Review the listing and copy each line that holds the word "title".

───── MATERIAL FOR THIS TASK

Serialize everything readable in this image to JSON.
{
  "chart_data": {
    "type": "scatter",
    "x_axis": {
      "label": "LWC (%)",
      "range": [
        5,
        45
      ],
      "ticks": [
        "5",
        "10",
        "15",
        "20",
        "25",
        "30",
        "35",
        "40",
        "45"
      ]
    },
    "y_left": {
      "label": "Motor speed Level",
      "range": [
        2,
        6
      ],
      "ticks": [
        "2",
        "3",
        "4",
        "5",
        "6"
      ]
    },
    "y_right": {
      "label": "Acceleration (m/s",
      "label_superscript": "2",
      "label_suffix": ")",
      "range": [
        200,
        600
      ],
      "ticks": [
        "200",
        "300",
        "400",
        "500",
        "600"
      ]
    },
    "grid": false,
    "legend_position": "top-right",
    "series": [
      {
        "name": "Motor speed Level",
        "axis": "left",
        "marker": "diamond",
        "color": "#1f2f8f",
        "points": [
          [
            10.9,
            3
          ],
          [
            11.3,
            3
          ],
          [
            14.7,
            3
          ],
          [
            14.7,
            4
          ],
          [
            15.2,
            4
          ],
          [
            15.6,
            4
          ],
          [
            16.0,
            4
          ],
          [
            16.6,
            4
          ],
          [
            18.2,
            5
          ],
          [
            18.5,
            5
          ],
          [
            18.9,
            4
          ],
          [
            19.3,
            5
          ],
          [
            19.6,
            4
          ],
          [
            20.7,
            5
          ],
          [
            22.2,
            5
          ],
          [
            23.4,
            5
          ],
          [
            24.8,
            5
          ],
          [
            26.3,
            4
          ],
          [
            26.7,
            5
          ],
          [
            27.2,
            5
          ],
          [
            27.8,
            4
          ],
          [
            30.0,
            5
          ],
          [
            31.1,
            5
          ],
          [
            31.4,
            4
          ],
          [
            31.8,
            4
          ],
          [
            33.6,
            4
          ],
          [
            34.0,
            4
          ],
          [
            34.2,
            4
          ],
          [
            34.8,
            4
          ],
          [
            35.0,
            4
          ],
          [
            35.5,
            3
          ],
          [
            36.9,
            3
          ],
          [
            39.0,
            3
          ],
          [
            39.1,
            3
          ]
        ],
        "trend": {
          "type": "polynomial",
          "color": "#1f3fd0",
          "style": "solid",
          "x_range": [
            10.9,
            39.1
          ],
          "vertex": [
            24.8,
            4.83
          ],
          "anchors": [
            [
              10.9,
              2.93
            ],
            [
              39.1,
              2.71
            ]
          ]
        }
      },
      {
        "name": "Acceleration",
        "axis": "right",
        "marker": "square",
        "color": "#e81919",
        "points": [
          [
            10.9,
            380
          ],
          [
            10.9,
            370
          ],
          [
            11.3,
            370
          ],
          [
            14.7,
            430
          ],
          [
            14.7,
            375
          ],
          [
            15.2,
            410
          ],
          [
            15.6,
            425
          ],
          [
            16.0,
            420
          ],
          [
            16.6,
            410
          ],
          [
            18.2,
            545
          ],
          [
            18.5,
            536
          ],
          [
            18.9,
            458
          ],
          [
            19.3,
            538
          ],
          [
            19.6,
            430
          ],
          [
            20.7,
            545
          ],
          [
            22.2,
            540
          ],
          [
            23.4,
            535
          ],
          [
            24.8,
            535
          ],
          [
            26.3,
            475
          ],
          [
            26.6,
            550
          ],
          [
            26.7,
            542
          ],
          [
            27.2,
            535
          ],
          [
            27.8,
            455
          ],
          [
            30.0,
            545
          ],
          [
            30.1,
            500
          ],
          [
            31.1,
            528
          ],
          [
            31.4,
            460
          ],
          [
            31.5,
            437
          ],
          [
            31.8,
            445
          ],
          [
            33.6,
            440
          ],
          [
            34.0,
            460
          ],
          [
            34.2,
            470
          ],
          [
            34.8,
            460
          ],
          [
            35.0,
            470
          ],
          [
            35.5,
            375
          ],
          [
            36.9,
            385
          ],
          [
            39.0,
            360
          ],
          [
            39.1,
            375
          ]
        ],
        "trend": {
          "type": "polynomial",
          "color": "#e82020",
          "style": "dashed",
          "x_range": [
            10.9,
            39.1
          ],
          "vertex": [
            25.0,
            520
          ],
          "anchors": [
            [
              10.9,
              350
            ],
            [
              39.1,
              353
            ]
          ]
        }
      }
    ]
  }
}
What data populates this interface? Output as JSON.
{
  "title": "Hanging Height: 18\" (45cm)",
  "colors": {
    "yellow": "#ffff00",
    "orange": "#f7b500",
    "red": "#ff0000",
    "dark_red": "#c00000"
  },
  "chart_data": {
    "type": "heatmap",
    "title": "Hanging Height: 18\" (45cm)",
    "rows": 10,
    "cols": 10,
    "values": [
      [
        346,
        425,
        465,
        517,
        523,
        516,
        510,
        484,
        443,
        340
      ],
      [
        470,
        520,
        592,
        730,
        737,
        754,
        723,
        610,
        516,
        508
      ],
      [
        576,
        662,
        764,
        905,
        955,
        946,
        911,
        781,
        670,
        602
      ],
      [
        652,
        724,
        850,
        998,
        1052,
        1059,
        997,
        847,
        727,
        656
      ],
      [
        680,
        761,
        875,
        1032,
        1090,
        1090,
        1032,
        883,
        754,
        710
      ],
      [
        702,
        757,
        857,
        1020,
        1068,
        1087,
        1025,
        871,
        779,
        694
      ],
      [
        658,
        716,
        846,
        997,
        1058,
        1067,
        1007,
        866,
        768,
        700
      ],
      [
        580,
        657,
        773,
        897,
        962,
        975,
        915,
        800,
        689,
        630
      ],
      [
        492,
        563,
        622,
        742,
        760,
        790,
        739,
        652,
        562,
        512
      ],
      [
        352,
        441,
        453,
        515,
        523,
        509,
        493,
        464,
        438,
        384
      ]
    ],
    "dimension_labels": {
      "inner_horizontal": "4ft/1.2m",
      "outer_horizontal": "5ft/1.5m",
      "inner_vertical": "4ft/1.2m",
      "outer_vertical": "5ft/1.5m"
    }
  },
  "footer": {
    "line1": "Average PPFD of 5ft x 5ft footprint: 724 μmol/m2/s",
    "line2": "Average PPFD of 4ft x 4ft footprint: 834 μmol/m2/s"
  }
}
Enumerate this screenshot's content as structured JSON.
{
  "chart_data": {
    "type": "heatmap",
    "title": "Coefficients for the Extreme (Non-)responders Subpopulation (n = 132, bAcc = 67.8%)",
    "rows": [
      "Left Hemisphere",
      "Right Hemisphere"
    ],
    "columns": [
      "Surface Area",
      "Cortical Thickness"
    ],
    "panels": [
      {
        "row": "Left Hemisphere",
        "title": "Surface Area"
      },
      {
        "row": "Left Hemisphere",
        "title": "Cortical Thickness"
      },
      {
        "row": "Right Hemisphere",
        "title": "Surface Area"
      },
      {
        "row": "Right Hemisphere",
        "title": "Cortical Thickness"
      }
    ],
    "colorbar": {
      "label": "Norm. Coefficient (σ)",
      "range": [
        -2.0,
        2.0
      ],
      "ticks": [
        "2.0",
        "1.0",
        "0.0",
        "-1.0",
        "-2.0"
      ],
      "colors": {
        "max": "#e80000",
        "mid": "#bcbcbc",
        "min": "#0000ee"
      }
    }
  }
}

──────────

### ANSWER
  "title": "Hanging Height: 18\" (45cm)",
    "title": "Hanging Height: 18\" (45cm)",
    "title": "Coefficients for the Extreme (Non-)responders Subpopulation (n = 132, bAcc = 67.8%)",
        "title": "Surface Area"
        "title": "Cortical Thickness"
        "title": "Surface Area"
        "title": "Cortical Thickness"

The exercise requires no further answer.